Without altering anything, output the material below.

## start Dataset rows

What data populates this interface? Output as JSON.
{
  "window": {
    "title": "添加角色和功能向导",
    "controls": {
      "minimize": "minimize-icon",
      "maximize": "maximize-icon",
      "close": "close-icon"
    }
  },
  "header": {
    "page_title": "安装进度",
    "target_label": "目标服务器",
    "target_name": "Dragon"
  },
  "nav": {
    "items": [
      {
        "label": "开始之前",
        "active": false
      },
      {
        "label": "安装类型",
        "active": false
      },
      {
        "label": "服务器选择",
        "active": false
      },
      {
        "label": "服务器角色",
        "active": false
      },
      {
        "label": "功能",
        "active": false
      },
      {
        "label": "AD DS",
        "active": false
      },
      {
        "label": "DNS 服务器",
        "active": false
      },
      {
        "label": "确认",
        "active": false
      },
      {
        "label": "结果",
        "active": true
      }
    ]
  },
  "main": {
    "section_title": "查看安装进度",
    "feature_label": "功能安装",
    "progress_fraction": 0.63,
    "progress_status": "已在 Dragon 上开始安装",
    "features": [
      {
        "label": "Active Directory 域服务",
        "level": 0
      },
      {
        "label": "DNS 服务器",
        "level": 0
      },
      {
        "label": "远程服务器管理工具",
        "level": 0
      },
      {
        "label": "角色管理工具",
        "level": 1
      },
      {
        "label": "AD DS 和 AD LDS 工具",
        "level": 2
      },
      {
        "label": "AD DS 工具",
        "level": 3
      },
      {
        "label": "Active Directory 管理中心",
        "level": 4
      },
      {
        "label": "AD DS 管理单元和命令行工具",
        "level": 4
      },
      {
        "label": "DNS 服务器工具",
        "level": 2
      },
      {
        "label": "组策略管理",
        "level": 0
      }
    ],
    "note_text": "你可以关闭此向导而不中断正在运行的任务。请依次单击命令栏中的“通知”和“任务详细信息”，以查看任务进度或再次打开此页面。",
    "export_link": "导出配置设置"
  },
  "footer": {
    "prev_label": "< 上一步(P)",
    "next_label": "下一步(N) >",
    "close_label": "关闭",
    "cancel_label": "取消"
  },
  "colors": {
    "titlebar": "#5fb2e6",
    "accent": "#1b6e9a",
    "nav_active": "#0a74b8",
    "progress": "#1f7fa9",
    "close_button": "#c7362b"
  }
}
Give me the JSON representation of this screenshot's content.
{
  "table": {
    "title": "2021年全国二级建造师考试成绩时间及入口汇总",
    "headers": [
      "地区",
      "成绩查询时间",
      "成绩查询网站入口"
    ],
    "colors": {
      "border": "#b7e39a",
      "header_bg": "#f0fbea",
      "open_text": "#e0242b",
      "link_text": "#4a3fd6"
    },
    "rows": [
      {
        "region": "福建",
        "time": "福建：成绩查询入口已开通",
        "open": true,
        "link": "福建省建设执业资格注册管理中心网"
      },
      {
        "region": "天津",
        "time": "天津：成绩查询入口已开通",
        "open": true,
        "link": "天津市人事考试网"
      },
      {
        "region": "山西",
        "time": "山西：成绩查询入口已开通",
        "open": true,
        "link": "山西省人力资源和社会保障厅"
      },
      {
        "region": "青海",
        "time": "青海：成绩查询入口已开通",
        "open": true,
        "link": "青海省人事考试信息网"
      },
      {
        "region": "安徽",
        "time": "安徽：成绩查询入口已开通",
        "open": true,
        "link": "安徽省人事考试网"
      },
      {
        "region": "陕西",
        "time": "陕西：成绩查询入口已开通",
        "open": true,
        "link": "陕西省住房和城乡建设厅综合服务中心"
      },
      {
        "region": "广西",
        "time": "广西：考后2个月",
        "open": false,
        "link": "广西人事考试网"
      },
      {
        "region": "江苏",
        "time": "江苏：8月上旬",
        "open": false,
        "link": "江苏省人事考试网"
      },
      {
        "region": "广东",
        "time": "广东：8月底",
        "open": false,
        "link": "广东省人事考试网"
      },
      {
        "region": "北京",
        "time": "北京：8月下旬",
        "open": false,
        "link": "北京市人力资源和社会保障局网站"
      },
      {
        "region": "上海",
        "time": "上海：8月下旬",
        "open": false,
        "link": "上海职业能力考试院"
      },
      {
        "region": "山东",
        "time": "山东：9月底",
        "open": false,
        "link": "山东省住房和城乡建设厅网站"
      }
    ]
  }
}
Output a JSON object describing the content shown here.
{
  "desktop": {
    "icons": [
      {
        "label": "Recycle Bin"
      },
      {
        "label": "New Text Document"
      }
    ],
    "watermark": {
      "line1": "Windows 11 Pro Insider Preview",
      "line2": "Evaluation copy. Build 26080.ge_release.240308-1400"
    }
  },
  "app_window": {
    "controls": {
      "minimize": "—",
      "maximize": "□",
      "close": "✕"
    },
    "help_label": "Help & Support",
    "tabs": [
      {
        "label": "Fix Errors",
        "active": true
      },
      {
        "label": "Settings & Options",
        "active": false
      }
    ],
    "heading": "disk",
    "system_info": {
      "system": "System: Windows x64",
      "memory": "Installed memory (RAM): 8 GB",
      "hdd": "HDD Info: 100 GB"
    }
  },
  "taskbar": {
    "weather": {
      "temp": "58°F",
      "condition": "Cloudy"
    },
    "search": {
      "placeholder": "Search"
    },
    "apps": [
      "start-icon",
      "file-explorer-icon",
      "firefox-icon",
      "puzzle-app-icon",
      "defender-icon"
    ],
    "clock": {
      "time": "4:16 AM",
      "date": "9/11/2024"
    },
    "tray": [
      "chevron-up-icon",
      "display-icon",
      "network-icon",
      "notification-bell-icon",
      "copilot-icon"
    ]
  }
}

## end Dataset rows

#### The reply
What data populates this interface? Output as JSON.
{
  "window": {
    "title": "添加角色和功能向导",
    "controls": {
      "minimize": "minimize-icon",
      "maximize": "maximize-icon",
      "close": "close-icon"
    }
  },
  "header": {
    "page_title": "安装进度",
    "target_label": "目标服务器",
    "target_name": "Dragon"
  },
  "nav": {
    "items": [
      {
        "label": "开始之前",
        "active": false
      },
      {
        "label": "安装类型",
        "active": false
      },
      {
        "label": "服务器选择",
        "active": false
      },
      {
        "label": "服务器角色",
        "active": false
      },
      {
        "label": "功能",
        "active": false
      },
      {
        "label": "AD DS",
        "active": false
      },
      {
        "label": "DNS 服务器",
        "active": false
      },
      {
        "label": "确认",
        "active": false
      },
      {
        "label": "结果",
        "active": true
      }
    ]
  },
  "main": {
    "section_title": "查看安装进度",
    "feature_label": "功能安装",
    "progress_fraction": 0.63,
    "progress_status": "已在 Dragon 上开始安装",
    "features": [
      {
        "label": "Active Directory 域服务",
        "level": 0
      },
      {
        "label": "DNS 服务器",
        "level": 0
      },
      {
        "label": "远程服务器管理工具",
        "level": 0
      },
      {
        "label": "角色管理工具",
        "level": 1
      },
      {
        "label": "AD DS 和 AD LDS 工具",
        "level": 2
      },
      {
        "label": "AD DS 工具",
        "level": 3
      },
      {
        "label": "Active Directory 管理中心",
        "level": 4
      },
      {
        "label": "AD DS 管理单元和命令行工具",
        "level": 4
      },
      {
        "label": "DNS 服务器工具",
        "level": 2
      },
      {
        "label": "组策略管理",
        "level": 0
      }
    ],
    "note_text": "你可以关闭此向导而不中断正在运行的任务。请依次单击命令栏中的“通知”和“任务详细信息”，以查看任务进度或再次打开此页面。",
    "export_link": "导出配置设置"
  },
  "footer": {
    "prev_label": "< 上一步(P)",
    "next_label": "下一步(N) >",
    "close_label": "关闭",
    "cancel_label": "取消"
  },
  "colors": {
    "titlebar": "#5fb2e6",
    "accent": "#1b6e9a",
    "nav_active": "#0a74b8",
    "progress": "#1f7fa9",
    "close_button": "#c7362b"
  }
}
Give me the JSON representation of this screenshot's content.
{
  "table": {
    "title": "2021年全国二级建造师考试成绩时间及入口汇总",
    "headers": [
      "地区",
      "成绩查询时间",
      "成绩查询网站入口"
    ],
    "colors": {
      "border": "#b7e39a",
      "header_bg": "#f0fbea",
      "open_text": "#e0242b",
      "link_text": "#4a3fd6"
    },
    "rows": [
      {
        "region": "福建",
        "time": "福建：成绩查询入口已开通",
        "open": true,
        "link": "福建省建设执业资格注册管理中心网"
      },
      {
        "region": "天津",
        "time": "天津：成绩查询入口已开通",
        "open": true,
        "link": "天津市人事考试网"
      },
      {
        "region": "山西",
        "time": "山西：成绩查询入口已开通",
        "open": true,
        "link": "山西省人力资源和社会保障厅"
      },
      {
        "region": "青海",
        "time": "青海：成绩查询入口已开通",
        "open": true,
        "link": "青海省人事考试信息网"
      },
      {
        "region": "安徽",
        "time": "安徽：成绩查询入口已开通",
        "open": true,
        "link": "安徽省人事考试网"
      },
      {
        "region": "陕西",
        "time": "陕西：成绩查询入口已开通",
        "open": true,
        "link": "陕西省住房和城乡建设厅综合服务中心"
      },
      {
        "region": "广西",
        "time": "广西：考后2个月",
        "open": false,
        "link": "广西人事考试网"
      },
      {
        "region": "江苏",
        "time": "江苏：8月上旬",
        "open": false,
        "link": "江苏省人事考试网"
      },
      {
        "region": "广东",
        "time": "广东：8月底",
        "open": false,
        "link": "广东省人事考试网"
      },
      {
        "region": "北京",
        "time": "北京：8月下旬",
        "open": false,
        "link": "北京市人力资源和社会保障局网站"
      },
      {
        "region": "上海",
        "time": "上海：8月下旬",
        "open": false,
        "link": "上海职业能力考试院"
      },
      {
        "region": "山东",
        "time": "山东：9月底",
        "open": false,
        "link": "山东省住房和城乡建设厅网站"
      }
    ]
  }
}
Output a JSON object describing the content shown here.
{
  "desktop": {
    "icons": [
      {
        "label": "Recycle Bin"
      },
      {
        "label": "New Text Document"
      }
    ],
    "watermark": {
      "line1": "Windows 11 Pro Insider Preview",
      "line2": "Evaluation copy. Build 26080.ge_release.240308-1400"
    }
  },
  "app_window": {
    "controls": {
      "minimize": "—",
      "maximize": "□",
      "close": "✕"
    },
    "help_label": "Help & Support",
    "tabs": [
      {
        "label": "Fix Errors",
        "active": true
      },
      {
        "label": "Settings & Options",
        "active": false
      }
    ],
    "heading": "disk",
    "system_info": {
      "system": "System: Windows x64",
      "memory": "Installed memory (RAM): 8 GB",
      "hdd": "HDD Info: 100 GB"
    }
  },
  "taskbar": {
    "weather": {
      "temp": "58°F",
      "condition": "Cloudy"
    },
    "search": {
      "placeholder": "Search"
    },
    "apps": [
      "start-icon",
      "file-explorer-icon",
      "firefox-icon",
      "puzzle-app-icon",
      "defender-icon"
    ],
    "clock": {
      "time": "4:16 AM",
      "date": "9/11/2024"
    },
    "tray": [
      "chevron-up-icon",
      "display-icon",
      "network-icon",
      "notification-bell-icon",
      "copilot-icon"
    ]
  }
}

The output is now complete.